▶ _The task_:
Find the lines that include the string "каждого" and report how many there are. Give no other text.

** BEGIN **

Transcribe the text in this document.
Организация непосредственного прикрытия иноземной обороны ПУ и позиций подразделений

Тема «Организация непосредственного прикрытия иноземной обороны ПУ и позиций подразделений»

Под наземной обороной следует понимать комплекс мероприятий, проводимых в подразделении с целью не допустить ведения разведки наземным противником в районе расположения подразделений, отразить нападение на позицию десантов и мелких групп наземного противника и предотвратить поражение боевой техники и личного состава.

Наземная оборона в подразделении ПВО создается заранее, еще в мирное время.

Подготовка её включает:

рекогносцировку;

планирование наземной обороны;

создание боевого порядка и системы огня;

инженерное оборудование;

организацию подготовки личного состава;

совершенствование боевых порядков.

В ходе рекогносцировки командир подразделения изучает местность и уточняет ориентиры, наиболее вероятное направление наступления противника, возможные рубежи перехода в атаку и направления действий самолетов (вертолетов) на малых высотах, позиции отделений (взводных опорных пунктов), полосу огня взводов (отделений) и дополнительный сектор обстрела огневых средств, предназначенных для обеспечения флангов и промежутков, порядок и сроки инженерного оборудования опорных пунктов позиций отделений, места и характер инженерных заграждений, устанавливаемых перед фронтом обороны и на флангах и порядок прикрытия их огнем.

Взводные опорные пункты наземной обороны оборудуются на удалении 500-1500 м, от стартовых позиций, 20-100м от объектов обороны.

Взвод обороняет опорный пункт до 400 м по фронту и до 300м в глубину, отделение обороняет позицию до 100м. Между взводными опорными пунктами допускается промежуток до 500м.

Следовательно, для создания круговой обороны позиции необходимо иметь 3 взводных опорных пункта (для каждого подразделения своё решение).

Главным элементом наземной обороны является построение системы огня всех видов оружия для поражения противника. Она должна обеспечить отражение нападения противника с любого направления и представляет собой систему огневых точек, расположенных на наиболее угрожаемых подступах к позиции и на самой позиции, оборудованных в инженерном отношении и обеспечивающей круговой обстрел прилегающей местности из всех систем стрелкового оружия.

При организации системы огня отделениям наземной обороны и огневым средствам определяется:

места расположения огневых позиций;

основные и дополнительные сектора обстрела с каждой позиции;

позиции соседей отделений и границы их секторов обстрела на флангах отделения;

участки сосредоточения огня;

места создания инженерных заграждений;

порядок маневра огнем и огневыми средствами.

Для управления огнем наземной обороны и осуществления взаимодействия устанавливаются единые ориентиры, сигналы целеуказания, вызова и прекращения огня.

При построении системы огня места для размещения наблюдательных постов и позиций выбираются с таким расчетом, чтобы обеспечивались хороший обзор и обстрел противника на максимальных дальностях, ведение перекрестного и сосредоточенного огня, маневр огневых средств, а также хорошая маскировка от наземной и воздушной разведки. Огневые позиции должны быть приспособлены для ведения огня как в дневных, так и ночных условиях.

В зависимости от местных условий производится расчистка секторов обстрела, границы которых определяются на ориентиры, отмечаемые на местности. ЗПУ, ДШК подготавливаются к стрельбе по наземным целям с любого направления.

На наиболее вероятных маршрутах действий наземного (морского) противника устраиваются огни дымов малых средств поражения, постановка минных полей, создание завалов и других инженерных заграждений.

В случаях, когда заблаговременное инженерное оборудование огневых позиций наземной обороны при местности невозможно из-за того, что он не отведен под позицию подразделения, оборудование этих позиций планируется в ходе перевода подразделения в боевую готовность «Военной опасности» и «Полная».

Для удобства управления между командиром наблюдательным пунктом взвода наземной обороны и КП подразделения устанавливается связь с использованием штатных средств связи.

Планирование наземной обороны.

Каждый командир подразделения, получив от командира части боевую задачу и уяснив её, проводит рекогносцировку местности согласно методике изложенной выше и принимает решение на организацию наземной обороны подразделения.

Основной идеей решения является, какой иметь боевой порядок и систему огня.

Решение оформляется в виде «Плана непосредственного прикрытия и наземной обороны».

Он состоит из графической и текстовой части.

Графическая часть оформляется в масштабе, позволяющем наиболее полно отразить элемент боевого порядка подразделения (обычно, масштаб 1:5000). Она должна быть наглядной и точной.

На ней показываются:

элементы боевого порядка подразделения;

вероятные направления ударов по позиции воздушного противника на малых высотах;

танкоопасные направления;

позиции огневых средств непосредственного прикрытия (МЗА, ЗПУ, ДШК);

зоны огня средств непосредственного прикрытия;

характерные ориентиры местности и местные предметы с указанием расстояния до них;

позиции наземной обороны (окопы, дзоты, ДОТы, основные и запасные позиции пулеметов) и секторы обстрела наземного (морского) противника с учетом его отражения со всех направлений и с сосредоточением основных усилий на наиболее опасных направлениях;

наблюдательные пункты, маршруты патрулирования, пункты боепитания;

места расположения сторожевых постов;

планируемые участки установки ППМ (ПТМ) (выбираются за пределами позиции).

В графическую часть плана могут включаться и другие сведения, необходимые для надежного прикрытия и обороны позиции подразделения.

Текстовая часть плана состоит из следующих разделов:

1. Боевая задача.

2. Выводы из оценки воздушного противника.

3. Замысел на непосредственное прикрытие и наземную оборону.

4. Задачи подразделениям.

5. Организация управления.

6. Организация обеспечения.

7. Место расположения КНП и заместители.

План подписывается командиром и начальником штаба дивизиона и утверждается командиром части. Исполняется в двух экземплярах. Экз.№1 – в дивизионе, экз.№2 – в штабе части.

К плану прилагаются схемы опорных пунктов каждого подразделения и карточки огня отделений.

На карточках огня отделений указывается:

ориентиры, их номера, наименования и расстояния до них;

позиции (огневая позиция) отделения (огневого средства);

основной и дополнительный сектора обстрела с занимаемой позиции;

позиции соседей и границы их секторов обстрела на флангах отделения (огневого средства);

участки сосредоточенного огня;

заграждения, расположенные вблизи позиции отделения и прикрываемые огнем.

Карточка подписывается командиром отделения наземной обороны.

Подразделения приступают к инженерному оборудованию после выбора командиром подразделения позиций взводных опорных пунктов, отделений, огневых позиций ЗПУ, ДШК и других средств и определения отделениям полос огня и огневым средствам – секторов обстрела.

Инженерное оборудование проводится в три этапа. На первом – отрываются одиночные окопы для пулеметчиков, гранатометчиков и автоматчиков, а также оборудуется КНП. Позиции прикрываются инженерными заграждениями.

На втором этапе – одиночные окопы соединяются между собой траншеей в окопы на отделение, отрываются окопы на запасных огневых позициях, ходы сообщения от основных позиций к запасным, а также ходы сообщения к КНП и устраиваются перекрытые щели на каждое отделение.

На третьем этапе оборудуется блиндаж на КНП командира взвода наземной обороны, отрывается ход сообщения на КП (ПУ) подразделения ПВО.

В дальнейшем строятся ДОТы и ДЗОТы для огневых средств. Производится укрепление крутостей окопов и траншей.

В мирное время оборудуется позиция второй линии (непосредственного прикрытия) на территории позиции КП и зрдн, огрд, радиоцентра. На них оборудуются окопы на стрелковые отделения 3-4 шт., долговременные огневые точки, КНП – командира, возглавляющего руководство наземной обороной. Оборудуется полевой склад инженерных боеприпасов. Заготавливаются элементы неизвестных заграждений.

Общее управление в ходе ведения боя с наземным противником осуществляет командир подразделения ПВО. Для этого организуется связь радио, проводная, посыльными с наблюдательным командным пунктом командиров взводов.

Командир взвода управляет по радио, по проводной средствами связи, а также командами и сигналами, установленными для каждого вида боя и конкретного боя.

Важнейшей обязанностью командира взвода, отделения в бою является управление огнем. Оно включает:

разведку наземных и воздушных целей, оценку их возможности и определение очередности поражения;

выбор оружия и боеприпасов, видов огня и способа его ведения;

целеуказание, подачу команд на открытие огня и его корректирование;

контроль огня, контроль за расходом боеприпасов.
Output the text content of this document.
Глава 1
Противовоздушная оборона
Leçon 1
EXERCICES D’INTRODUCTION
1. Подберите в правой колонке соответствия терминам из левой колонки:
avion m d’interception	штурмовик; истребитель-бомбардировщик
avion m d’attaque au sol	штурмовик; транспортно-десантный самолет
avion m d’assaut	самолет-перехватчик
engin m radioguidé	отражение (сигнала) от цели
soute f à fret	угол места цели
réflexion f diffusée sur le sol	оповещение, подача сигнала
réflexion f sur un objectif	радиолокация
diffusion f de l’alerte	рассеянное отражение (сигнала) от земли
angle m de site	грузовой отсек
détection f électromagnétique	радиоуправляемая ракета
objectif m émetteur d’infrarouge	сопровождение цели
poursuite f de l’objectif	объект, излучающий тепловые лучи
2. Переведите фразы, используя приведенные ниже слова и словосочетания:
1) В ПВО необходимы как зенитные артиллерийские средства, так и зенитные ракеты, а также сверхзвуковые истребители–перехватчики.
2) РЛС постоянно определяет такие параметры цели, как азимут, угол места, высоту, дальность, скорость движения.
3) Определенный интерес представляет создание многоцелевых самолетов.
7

** END **

▶ _Exercise answer_:
3